## What you are asked to do
Restate every entry word for word.

## Record set
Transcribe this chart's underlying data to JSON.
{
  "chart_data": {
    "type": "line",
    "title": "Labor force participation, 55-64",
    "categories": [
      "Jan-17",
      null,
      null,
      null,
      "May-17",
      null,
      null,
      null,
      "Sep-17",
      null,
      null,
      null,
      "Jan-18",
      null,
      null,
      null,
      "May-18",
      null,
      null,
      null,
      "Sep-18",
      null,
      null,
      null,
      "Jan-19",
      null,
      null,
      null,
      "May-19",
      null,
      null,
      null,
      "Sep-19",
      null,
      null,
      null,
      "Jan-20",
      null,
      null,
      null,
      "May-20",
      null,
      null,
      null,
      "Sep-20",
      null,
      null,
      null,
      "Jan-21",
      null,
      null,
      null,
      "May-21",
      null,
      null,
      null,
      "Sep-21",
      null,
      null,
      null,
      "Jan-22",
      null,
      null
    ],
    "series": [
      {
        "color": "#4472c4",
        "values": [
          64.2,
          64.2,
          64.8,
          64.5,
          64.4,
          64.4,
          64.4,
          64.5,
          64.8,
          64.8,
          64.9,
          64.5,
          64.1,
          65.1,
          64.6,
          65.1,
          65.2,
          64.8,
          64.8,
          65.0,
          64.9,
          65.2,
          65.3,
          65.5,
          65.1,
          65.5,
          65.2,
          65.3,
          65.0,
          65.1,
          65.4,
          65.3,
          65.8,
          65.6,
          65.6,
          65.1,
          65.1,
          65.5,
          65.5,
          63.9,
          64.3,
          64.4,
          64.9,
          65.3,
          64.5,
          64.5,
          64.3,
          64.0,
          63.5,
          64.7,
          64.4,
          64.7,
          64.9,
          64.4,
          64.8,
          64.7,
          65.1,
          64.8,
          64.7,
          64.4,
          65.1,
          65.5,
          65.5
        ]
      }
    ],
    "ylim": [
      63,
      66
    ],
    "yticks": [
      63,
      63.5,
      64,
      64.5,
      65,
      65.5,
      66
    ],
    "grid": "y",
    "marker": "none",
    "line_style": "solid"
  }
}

## Finished exercise
Transcribe this chart's underlying data to JSON.
{
  "chart_data": {
    "type": "line",
    "title": "Labor force participation, 55-64",
    "categories": [
      "Jan-17",
      null,
      null,
      null,
      "May-17",
      null,
      null,
      null,
      "Sep-17",
      null,
      null,
      null,
      "Jan-18",
      null,
      null,
      null,
      "May-18",
      null,
      null,
      null,
      "Sep-18",
      null,
      null,
      null,
      "Jan-19",
      null,
      null,
      null,
      "May-19",
      null,
      null,
      null,
      "Sep-19",
      null,
      null,
      null,
      "Jan-20",
      null,
      null,
      null,
      "May-20",
      null,
      null,
      null,
      "Sep-20",
      null,
      null,
      null,
      "Jan-21",
      null,
      null,
      null,
      "May-21",
      null,
      null,
      null,
      "Sep-21",
      null,
      null,
      null,
      "Jan-22",
      null,
      null
    ],
    "series": [
      {
        "color": "#4472c4",
        "values": [
          64.2,
          64.2,
          64.8,
          64.5,
          64.4,
          64.4,
          64.4,
          64.5,
          64.8,
          64.8,
          64.9,
          64.5,
          64.1,
          65.1,
          64.6,
          65.1,
          65.2,
          64.8,
          64.8,
          65.0,
          64.9,
          65.2,
          65.3,
          65.5,
          65.1,
          65.5,
          65.2,
          65.3,
          65.0,
          65.1,
          65.4,
          65.3,
          65.8,
          65.6,
          65.6,
          65.1,
          65.1,
          65.5,
          65.5,
          63.9,
          64.3,
          64.4,
          64.9,
          65.3,
          64.5,
          64.5,
          64.3,
          64.0,
          63.5,
          64.7,
          64.4,
          64.7,
          64.9,
          64.4,
          64.8,
          64.7,
          65.1,
          64.8,
          64.7,
          64.4,
          65.1,
          65.5,
          65.5
        ]
      }
    ],
    "ylim": [
      63,
      66
    ],
    "yticks": [
      63,
      63.5,
      64,
      64.5,
      65,
      65.5,
      66
    ],
    "grid": "y",
    "marker": "none",
    "line_style": "solid"
  }
}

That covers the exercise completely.